## Text:
= = =
On 6 March 1909, the foundation for a 22 m x 14 m gymnasium with high ceilings and a street-facing gable was laid. The Turnhalle building was inaugurated nine months later on 11 December 1909. The neo-classicist building of Wilhelmine architecture was regarded as "the most beautiful building in the northern part of town", and it was the first timber-girdered roof structure in the German colony.

Soon the building grew too small for its purpose. A double-storey extension was appended on the western side of the building during the years of 1912 and 1913. The date inscription above the main entrance refers to this extension. Architect Otto Busch designed both parts of the building. Master architect Wilhelm Sander's proposal was ignored for the extension.
= = =
Rows from a data collection:

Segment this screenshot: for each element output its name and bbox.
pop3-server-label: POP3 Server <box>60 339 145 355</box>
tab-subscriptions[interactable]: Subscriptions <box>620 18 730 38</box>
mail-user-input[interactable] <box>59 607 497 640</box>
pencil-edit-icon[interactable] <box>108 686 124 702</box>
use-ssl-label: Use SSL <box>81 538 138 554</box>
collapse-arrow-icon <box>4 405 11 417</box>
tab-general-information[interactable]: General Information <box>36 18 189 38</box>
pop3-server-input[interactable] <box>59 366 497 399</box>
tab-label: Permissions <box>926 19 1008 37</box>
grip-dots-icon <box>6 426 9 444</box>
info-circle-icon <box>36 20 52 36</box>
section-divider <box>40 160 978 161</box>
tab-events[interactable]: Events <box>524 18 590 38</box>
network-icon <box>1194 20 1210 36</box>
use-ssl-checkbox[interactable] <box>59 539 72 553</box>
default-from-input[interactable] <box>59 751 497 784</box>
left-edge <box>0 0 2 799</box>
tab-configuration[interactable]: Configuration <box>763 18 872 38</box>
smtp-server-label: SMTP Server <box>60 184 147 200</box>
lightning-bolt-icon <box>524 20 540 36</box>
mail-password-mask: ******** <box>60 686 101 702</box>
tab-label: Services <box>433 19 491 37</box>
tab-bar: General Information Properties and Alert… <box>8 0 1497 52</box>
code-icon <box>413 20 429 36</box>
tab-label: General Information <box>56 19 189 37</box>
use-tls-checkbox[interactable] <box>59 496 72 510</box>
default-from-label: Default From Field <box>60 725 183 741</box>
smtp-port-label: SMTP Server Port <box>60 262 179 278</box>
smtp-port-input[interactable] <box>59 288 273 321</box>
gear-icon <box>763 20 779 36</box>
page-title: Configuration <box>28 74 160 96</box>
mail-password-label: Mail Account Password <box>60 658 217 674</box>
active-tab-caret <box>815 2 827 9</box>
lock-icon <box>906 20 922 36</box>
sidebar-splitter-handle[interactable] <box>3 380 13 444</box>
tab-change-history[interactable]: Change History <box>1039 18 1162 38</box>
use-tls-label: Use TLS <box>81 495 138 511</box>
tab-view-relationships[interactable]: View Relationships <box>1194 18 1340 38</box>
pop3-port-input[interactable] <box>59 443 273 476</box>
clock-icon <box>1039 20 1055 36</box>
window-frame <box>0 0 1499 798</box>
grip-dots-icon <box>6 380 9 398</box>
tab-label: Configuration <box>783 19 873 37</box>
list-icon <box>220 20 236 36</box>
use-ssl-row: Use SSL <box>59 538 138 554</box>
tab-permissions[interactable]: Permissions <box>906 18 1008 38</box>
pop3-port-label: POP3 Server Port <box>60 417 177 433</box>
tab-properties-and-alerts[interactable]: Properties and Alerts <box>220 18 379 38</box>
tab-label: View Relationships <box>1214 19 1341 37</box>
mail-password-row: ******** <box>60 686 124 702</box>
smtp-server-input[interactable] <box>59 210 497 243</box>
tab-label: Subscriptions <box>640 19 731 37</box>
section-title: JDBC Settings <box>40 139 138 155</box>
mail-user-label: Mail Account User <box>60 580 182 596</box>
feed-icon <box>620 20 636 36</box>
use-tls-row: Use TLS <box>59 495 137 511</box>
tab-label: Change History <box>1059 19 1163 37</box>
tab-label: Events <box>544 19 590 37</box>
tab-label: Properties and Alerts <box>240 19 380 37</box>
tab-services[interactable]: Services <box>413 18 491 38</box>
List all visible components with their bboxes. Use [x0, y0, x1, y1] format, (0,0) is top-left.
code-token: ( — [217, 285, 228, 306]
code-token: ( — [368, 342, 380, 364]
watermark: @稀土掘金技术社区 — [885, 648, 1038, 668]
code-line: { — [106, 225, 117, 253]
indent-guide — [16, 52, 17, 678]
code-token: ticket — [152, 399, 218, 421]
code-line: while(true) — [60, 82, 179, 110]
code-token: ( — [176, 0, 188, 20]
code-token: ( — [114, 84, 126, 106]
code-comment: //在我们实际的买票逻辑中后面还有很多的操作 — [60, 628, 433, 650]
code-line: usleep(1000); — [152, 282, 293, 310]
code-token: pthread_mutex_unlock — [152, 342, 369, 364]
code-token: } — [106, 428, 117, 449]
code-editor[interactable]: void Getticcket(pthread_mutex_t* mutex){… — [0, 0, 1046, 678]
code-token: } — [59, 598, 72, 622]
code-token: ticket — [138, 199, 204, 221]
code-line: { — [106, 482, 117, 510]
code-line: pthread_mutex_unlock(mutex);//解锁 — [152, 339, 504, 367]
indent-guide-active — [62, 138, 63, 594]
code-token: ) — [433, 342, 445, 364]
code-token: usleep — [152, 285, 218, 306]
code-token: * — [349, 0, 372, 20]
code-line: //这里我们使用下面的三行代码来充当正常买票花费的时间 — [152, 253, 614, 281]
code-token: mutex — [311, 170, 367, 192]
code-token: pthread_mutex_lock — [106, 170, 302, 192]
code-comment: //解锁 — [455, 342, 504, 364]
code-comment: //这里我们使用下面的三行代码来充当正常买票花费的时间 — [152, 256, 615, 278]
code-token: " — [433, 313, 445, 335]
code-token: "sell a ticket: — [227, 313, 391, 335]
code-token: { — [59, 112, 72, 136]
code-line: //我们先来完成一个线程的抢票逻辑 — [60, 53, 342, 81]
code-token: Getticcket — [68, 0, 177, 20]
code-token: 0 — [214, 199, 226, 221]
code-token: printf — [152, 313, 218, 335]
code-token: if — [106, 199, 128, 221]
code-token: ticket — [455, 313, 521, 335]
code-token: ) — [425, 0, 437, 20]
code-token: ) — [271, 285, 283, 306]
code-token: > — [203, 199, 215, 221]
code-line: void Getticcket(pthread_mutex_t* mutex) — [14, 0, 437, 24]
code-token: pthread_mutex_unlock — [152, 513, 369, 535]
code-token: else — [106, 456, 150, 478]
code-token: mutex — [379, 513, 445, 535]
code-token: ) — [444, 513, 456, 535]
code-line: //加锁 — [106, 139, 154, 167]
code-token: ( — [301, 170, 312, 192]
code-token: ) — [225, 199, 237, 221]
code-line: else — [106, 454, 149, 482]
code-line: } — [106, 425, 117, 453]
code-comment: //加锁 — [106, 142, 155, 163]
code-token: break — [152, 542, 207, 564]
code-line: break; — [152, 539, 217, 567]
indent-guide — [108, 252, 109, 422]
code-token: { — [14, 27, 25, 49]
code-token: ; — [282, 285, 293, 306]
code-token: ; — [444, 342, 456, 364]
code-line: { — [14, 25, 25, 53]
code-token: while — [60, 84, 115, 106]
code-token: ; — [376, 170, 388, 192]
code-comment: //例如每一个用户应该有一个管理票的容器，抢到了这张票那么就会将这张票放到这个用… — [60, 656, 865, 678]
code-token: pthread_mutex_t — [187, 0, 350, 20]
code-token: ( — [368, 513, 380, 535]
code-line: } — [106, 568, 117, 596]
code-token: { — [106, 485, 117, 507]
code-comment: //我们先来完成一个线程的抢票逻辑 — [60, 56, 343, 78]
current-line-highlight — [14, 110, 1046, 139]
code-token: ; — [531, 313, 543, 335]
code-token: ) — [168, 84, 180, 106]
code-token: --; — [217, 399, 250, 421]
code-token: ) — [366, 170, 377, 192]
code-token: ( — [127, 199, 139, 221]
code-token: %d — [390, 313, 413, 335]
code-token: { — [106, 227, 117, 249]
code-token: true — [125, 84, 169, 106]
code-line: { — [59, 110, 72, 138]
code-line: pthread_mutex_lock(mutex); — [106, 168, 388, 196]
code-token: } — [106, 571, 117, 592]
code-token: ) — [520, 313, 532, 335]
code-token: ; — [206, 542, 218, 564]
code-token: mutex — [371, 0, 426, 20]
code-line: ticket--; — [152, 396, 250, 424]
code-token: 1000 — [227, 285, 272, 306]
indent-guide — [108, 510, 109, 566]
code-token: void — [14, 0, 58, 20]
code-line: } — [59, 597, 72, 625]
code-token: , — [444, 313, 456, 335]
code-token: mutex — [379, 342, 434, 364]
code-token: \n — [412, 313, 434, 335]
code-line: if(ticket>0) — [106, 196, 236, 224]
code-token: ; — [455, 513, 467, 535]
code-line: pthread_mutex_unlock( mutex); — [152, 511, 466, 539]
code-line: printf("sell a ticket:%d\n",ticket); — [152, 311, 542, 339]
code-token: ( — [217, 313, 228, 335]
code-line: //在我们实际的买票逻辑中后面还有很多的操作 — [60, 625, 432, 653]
= = =
## To do:
According to the text on the Turnhalle, which architect designed both parts of the building?

## Task solution:
Otto Busch